EXERCISE REQUIREMENTS:
Answer with a single number, the count of lines holding the word "технического".

--------------------------------------------------

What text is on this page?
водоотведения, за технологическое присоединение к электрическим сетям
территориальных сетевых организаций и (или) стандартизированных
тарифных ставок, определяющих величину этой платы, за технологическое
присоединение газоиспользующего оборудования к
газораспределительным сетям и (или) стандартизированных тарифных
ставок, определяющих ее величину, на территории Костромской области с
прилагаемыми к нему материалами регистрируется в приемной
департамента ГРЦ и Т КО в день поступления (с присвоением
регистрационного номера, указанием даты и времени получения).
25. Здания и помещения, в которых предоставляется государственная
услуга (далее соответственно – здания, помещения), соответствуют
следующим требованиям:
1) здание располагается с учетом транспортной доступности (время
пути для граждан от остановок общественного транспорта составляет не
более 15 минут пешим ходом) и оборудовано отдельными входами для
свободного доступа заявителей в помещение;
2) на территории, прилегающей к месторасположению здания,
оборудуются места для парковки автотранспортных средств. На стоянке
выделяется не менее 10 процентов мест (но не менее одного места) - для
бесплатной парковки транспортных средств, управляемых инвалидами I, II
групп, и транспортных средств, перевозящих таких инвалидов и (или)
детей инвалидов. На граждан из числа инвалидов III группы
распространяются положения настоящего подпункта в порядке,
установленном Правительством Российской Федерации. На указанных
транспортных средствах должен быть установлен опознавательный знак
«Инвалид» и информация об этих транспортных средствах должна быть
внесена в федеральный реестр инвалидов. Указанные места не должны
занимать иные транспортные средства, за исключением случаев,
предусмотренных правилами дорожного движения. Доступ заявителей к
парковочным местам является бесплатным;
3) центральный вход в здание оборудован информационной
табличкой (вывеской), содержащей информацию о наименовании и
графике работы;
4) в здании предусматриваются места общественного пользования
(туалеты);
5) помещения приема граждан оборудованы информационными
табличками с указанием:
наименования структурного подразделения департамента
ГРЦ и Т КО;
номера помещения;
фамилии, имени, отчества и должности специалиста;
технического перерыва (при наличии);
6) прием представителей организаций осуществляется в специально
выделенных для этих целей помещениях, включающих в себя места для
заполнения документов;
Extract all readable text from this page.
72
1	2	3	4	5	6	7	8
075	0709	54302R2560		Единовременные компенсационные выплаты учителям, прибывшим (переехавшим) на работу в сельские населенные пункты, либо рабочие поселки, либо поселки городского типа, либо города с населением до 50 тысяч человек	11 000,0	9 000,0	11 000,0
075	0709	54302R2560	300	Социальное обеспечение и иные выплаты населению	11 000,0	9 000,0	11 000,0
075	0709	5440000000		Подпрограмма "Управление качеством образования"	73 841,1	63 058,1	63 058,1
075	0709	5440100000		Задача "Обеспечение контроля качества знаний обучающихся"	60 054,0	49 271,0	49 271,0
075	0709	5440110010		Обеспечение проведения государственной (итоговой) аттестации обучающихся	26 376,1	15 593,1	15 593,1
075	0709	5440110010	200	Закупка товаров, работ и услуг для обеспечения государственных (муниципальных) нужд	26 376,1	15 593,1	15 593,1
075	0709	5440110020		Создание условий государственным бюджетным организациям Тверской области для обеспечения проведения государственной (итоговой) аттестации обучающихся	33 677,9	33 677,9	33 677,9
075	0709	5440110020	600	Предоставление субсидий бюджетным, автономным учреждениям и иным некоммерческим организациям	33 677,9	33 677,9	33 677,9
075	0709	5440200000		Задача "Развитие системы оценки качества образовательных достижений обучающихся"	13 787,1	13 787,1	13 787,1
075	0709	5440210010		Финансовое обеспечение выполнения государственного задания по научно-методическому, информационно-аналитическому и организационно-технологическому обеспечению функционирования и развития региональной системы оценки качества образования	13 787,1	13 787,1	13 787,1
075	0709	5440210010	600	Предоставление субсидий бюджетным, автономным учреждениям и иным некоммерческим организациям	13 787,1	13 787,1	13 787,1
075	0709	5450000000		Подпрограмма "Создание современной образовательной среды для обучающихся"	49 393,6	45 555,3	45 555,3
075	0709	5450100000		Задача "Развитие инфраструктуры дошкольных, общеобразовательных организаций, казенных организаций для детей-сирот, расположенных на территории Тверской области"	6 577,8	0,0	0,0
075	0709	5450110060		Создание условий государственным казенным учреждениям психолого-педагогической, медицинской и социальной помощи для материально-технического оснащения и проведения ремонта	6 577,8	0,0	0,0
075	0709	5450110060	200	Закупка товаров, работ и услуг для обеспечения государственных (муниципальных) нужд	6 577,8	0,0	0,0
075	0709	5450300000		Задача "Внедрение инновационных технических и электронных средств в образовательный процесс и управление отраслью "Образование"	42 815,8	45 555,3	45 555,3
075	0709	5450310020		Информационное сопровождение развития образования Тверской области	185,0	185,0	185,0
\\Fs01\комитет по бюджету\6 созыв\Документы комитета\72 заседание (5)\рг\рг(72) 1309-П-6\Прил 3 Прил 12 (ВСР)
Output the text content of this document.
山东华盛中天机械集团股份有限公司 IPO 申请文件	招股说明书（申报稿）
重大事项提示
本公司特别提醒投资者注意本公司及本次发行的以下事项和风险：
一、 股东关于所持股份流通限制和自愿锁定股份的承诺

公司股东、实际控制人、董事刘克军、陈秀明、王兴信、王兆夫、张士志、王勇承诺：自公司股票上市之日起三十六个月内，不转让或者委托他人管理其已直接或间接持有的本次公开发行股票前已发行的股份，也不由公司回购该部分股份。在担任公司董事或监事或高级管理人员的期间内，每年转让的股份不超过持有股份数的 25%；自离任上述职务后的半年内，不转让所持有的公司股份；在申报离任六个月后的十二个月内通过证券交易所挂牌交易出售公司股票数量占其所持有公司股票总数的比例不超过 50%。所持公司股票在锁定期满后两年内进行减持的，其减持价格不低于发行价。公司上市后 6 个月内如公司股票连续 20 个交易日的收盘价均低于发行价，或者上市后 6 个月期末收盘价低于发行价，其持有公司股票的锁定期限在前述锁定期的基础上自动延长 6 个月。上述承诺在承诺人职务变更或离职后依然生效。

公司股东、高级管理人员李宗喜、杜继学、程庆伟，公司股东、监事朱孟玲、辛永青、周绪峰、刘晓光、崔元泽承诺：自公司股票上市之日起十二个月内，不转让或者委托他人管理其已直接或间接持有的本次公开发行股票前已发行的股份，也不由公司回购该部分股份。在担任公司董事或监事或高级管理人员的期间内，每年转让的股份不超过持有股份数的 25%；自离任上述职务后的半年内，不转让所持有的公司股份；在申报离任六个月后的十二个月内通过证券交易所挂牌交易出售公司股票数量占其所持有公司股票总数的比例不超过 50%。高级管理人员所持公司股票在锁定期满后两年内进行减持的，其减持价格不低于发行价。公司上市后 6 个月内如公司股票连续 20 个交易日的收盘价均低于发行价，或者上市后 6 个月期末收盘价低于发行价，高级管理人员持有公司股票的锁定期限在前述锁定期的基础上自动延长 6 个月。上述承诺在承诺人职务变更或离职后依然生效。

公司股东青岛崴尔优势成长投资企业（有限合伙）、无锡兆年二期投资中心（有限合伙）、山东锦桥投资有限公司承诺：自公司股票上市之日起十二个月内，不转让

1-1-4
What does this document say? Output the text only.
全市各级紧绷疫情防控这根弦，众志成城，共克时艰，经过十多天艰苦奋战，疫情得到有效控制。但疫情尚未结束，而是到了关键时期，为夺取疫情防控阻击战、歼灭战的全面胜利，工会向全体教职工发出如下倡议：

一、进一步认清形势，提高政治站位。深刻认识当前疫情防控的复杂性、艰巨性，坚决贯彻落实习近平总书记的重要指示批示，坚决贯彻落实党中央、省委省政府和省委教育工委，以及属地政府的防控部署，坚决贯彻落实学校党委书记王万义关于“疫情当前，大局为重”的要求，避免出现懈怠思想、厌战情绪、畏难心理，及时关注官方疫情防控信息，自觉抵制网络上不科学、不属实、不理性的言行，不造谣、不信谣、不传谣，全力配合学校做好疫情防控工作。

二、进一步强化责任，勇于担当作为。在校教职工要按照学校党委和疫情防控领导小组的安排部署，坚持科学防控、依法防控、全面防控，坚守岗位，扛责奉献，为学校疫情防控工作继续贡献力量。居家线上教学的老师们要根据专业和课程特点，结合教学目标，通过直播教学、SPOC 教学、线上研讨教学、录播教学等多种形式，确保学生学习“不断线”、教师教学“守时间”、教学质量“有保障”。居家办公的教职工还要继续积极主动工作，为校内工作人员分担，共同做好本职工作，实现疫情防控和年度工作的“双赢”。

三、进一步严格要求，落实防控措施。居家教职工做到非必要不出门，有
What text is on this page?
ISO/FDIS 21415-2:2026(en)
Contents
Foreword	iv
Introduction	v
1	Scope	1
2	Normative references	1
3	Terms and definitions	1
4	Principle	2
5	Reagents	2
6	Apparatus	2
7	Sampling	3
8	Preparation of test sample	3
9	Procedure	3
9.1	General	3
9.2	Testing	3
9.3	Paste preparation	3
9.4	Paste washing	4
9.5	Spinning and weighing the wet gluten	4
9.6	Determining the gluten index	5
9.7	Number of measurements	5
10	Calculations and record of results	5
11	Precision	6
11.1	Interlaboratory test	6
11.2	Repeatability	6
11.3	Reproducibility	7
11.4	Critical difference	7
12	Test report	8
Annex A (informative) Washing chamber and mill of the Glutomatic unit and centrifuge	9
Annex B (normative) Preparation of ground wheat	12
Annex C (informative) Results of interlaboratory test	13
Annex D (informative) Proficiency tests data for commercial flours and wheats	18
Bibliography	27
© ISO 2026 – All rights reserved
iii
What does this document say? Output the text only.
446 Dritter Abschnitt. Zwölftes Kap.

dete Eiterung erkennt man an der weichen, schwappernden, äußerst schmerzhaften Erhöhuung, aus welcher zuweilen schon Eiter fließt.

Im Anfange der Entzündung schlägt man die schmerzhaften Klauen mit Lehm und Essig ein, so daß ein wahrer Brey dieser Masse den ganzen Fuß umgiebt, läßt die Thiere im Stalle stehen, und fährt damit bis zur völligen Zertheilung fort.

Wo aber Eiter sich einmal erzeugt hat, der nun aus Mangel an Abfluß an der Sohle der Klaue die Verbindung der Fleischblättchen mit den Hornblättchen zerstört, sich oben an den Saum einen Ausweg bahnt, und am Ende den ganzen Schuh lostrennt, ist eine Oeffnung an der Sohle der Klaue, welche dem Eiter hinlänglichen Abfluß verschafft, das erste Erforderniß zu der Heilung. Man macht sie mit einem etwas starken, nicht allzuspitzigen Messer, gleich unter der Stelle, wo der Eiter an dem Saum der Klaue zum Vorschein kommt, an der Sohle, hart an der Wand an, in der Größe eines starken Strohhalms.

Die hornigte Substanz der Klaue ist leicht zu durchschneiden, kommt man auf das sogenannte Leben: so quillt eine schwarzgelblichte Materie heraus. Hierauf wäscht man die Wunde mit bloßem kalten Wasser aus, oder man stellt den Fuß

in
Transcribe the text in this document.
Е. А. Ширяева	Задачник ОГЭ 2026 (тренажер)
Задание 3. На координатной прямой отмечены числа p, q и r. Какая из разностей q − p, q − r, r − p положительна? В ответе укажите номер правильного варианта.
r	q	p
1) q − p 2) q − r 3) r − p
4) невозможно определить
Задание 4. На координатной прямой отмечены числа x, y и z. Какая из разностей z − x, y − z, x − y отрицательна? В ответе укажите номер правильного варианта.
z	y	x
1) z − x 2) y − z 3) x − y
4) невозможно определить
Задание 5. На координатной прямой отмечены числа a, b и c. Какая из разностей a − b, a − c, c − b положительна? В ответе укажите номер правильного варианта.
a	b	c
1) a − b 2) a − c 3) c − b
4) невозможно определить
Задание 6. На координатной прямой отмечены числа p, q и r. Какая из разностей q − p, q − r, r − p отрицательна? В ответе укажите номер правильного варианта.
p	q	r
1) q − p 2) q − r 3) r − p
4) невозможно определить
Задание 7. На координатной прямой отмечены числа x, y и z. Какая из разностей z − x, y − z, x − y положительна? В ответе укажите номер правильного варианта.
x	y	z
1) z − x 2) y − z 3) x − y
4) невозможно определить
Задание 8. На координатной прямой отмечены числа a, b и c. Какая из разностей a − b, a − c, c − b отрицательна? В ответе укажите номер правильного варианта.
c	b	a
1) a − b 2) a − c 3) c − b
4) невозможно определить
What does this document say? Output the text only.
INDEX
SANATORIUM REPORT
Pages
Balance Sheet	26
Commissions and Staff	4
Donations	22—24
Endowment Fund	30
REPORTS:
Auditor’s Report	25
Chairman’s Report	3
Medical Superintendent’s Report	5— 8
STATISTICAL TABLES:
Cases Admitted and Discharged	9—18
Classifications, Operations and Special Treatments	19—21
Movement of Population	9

--------------------------------------------------

RESPONSE TO THE EXERCISE:
2